TASK STATEMENT - Please produce a character-exact copy of the listing that follows, omitting all images.
++++
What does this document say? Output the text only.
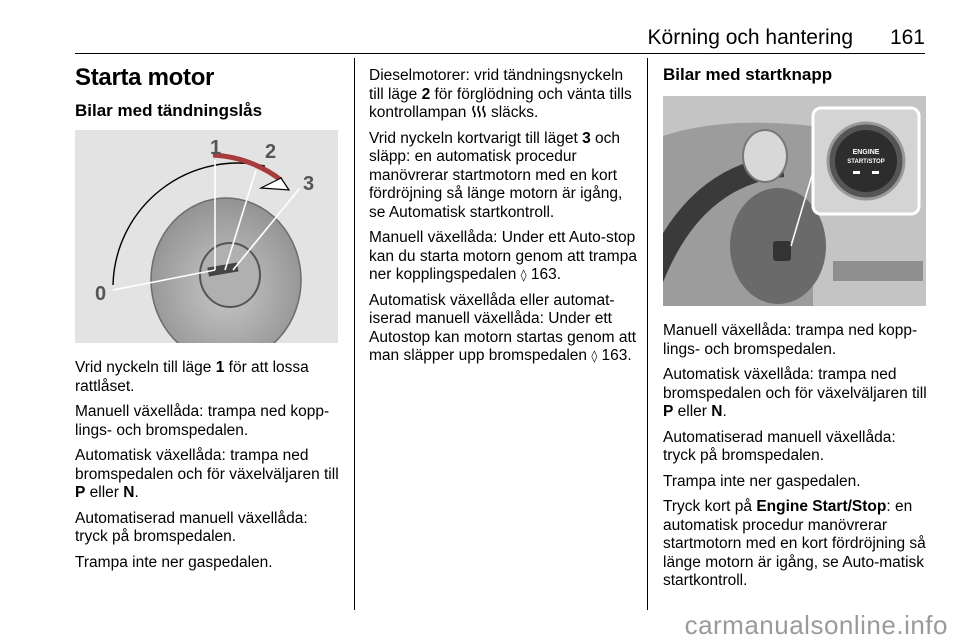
Körning och hantering 161
Starta motor
Bilar med tändningslås
1 2
3
0

Vrid nyckeln till läge 1 för att lossa rattlåset.

Manuell växellåda: trampa ned kopp-lings- och bromspedalen.

Automatisk växellåda: trampa ned bromspedalen och för växelväljaren till P eller N.

Automatiserad manuell växellåda: tryck på bromspedalen.

Trampa inte ner gaspedalen.

Dieselmotorer: vrid tändningsnyckeln till läge 2 för förglödning och vänta tills kontrollampan  släcks.

Vrid nyckeln kortvarigt till läget 3 och släpp: en automatisk procedur manövrerar startmotorn med en kort fördröjning så länge motorn är igång, se Automatisk startkontroll.

Manuell växellåda: Under ett Auto-stop kan du starta motorn genom att trampa ner kopplingspedalen ◊ 163.

Automatisk växellåda eller automat-iserad manuell växellåda: Under ett Autostop kan motorn startas genom att man släpper upp bromspedalen ◊ 163.

Bilar med startknapp
ENGINE
START/STOP

Manuell växellåda: trampa ned kopp-lings- och bromspedalen.

Automatisk växellåda: trampa ned bromspedalen och för växelväljaren till P eller N.

Automatiserad manuell växellåda: tryck på bromspedalen.

Trampa inte ner gaspedalen.

Tryck kort på Engine Start/Stop: en automatisk procedur manövrerar startmotorn med en kort fördröjning så länge motorn är igång, se Auto-matisk startkontroll.

carmanualsonline.info
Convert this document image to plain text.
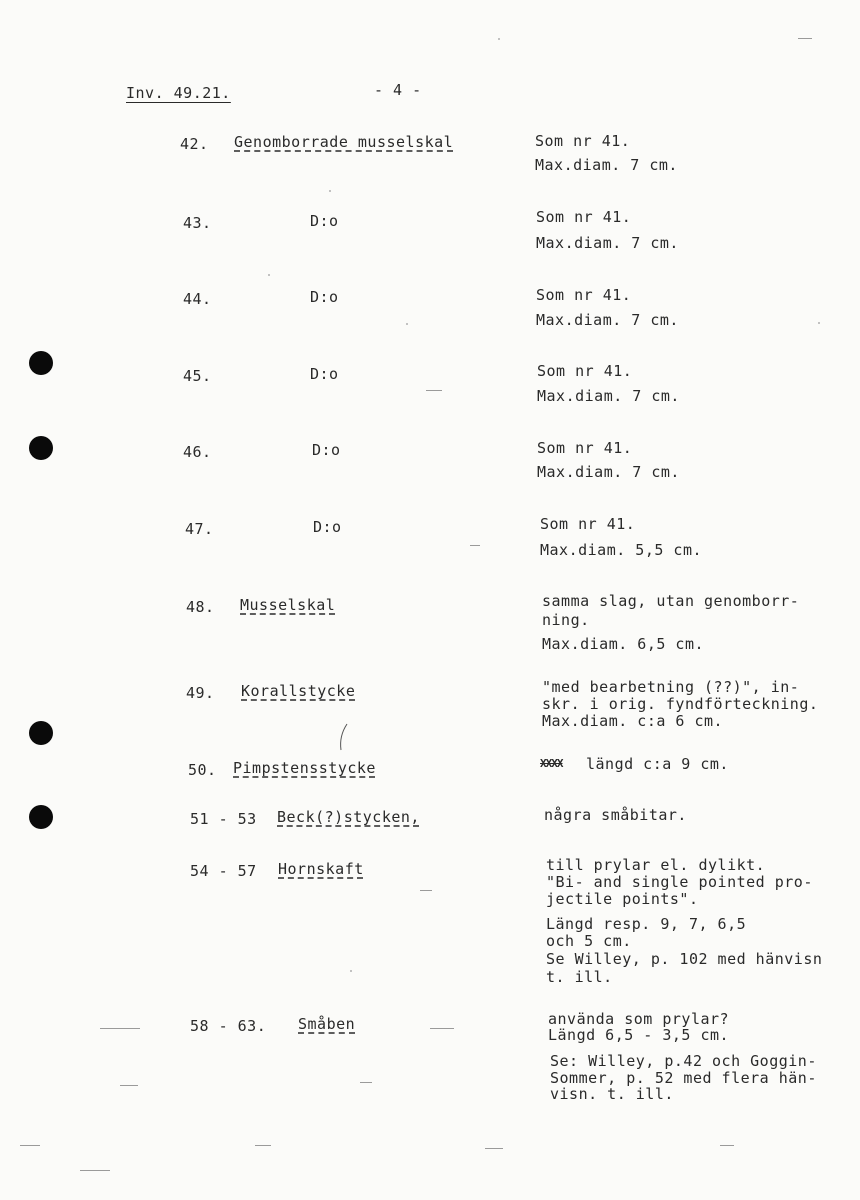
Inv. 49.21.	- 4 -
42. Genomborrade musselskal	Som nr 41.
Max.diam. 7 cm.
43.	D:o	Som nr 41.
Max.diam. 7 cm.
44.	D:o	Som nr 41.
Max.diam. 7 cm.
45.	D:o	Som nr 41.
Max.diam. 7 cm.
46.	D:o	Som nr 41.
Max.diam. 7 cm.
47.	D:o	Som nr 41.
Max.diam. 5,5 cm.
48. Musselskal	samma slag, utan genomborr-
ning.
Max.diam. 6,5 cm.
49. Korallstycke	"med bearbetning (??)", in-
skr. i orig. fyndförteckning.
Max.diam. c:a 6 cm.
50. Pimpstensstycke	XXXX längd c:a 9 cm.
51 - 53 Beck(?)stycken,	några småbitar.
54 - 57 Hornskaft	till prylar el. dylikt.
"Bi- and single pointed pro-
jectile points".
Längd resp. 9, 7, 6,5
och 5 cm.
Se Willey, p. 102 med hänvisn
t. ill.
58 - 63. Småben	använda som prylar?
Längd 6,5 - 3,5 cm.
Se: Willey, p.42 och Goggin-
Sommer, p. 52 med flera hän-
visn. t. ill.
++++
REPLY TO THE EXERCISE -
What does this document say? Output the text only.
Körning och hantering 161
Starta motor
Bilar med tändningslås
1 2
3
0

Vrid nyckeln till läge 1 för att lossa rattlåset.

Manuell växellåda: trampa ned kopp-lings- och bromspedalen.

Automatisk växellåda: trampa ned bromspedalen och för växelväljaren till P eller N.

Automatiserad manuell växellåda: tryck på bromspedalen.

Trampa inte ner gaspedalen.

Dieselmotorer: vrid tändningsnyckeln till läge 2 för förglödning och vänta tills kontrollampan  släcks.

Vrid nyckeln kortvarigt till läget 3 och släpp: en automatisk procedur manövrerar startmotorn med en kort fördröjning så länge motorn är igång, se Automatisk startkontroll.

Manuell växellåda: Under ett Auto-stop kan du starta motorn genom att trampa ner kopplingspedalen ◊ 163.

Automatisk växellåda eller automat-iserad manuell växellåda: Under ett Autostop kan motorn startas genom att man släpper upp bromspedalen ◊ 163.

Bilar med startknapp
ENGINE
START/STOP

Manuell växellåda: trampa ned kopp-lings- och bromspedalen.

Automatisk växellåda: trampa ned bromspedalen och för växelväljaren till P eller N.

Automatiserad manuell växellåda: tryck på bromspedalen.

Trampa inte ner gaspedalen.

Tryck kort på Engine Start/Stop: en automatisk procedur manövrerar startmotorn med en kort fördröjning så länge motorn är igång, se Auto-matisk startkontroll.

carmanualsonline.info
Convert this document image to plain text.
Inv. 49.21.	- 4 -
42. Genomborrade musselskal	Som nr 41.
Max.diam. 7 cm.
43.	D:o	Som nr 41.
Max.diam. 7 cm.
44.	D:o	Som nr 41.
Max.diam. 7 cm.
45.	D:o	Som nr 41.
Max.diam. 7 cm.
46.	D:o	Som nr 41.
Max.diam. 7 cm.
47.	D:o	Som nr 41.
Max.diam. 5,5 cm.
48. Musselskal	samma slag, utan genomborr-
ning.
Max.diam. 6,5 cm.
49. Korallstycke	"med bearbetning (??)", in-
skr. i orig. fyndförteckning.
Max.diam. c:a 6 cm.
50. Pimpstensstycke	XXXX längd c:a 9 cm.
51 - 53 Beck(?)stycken,	några småbitar.
54 - 57 Hornskaft	till prylar el. dylikt.
"Bi- and single pointed pro-
jectile points".
Längd resp. 9, 7, 6,5
och 5 cm.
Se Willey, p. 102 med hänvisn
t. ill.
58 - 63. Småben	använda som prylar?
Längd 6,5 - 3,5 cm.
Se: Willey, p.42 och Goggin-
Sommer, p. 52 med flera hän-
visn. t. ill.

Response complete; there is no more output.